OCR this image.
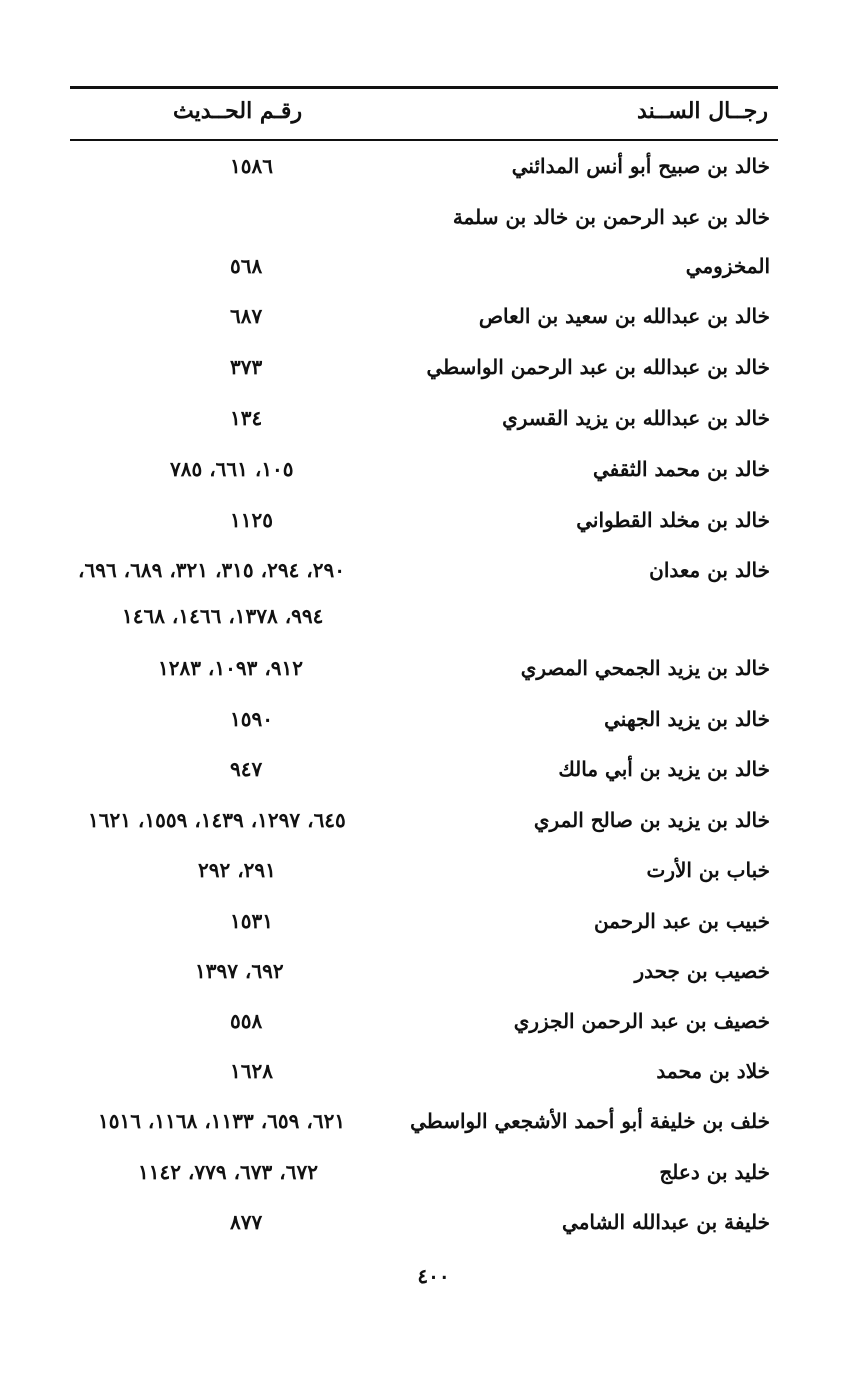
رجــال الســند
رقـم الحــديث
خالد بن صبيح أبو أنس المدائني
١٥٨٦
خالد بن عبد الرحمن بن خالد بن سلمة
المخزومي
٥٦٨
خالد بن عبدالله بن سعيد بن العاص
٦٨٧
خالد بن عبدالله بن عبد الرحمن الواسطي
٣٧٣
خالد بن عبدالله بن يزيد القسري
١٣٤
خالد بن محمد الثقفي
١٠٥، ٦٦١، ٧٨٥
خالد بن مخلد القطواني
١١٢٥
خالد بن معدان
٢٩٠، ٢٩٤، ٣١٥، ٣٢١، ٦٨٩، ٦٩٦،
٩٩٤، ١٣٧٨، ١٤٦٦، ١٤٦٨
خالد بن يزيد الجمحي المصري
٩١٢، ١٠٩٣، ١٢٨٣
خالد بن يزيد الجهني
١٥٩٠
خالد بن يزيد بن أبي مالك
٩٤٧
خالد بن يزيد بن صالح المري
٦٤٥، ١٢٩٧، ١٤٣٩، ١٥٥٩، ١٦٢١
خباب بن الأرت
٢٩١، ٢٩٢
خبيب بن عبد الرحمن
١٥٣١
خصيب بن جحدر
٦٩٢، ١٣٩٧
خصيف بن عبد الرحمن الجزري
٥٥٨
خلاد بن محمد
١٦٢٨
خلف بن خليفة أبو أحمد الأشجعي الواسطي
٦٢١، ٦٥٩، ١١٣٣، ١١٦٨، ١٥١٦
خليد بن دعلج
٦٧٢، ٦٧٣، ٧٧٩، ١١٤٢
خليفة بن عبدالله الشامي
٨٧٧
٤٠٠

———

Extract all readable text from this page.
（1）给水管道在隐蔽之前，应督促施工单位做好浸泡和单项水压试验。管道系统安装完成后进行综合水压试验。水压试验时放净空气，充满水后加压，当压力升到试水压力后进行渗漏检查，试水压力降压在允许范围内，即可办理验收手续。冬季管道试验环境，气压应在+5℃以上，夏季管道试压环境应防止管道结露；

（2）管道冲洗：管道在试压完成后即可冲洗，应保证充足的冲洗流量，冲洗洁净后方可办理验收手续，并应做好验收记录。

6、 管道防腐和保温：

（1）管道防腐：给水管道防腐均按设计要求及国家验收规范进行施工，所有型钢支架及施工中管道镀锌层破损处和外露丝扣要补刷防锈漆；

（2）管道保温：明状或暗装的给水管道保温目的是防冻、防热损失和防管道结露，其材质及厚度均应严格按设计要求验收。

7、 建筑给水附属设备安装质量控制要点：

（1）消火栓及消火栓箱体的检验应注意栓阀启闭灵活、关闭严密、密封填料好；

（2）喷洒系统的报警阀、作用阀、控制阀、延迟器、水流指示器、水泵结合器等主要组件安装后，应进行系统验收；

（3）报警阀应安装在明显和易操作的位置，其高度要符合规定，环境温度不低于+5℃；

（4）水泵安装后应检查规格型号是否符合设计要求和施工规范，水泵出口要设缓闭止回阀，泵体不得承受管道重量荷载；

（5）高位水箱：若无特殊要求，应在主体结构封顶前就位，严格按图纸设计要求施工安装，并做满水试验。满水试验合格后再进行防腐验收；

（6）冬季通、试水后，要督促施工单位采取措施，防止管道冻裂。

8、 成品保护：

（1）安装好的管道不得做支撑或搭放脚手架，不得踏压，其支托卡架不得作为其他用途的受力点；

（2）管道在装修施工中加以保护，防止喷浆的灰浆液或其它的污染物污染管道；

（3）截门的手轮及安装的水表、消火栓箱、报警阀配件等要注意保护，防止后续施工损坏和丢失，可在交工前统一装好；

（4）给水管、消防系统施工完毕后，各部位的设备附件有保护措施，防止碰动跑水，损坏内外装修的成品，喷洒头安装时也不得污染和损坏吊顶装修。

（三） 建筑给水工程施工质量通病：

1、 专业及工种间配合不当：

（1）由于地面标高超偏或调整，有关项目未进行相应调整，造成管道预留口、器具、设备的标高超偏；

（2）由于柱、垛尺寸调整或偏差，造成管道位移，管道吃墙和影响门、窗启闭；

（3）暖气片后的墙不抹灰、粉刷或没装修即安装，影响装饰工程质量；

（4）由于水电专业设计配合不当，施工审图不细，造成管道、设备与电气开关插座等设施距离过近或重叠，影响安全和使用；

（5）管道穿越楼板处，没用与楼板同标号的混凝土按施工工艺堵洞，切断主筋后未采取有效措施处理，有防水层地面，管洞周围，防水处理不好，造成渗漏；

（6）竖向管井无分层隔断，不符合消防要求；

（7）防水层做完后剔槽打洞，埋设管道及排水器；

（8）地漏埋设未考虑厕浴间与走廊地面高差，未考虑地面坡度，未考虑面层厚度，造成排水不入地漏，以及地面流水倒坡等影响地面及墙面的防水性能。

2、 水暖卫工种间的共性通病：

———

Problem — List the lines that contain the word "الرحمن".

Written response —
خالد بن عبد الرحمن بن خالد بن سلمة
خالد بن عبدالله بن عبد الرحمن الواسطي
خبيب بن عبد الرحمن
خصيف بن عبد الرحمن الجزري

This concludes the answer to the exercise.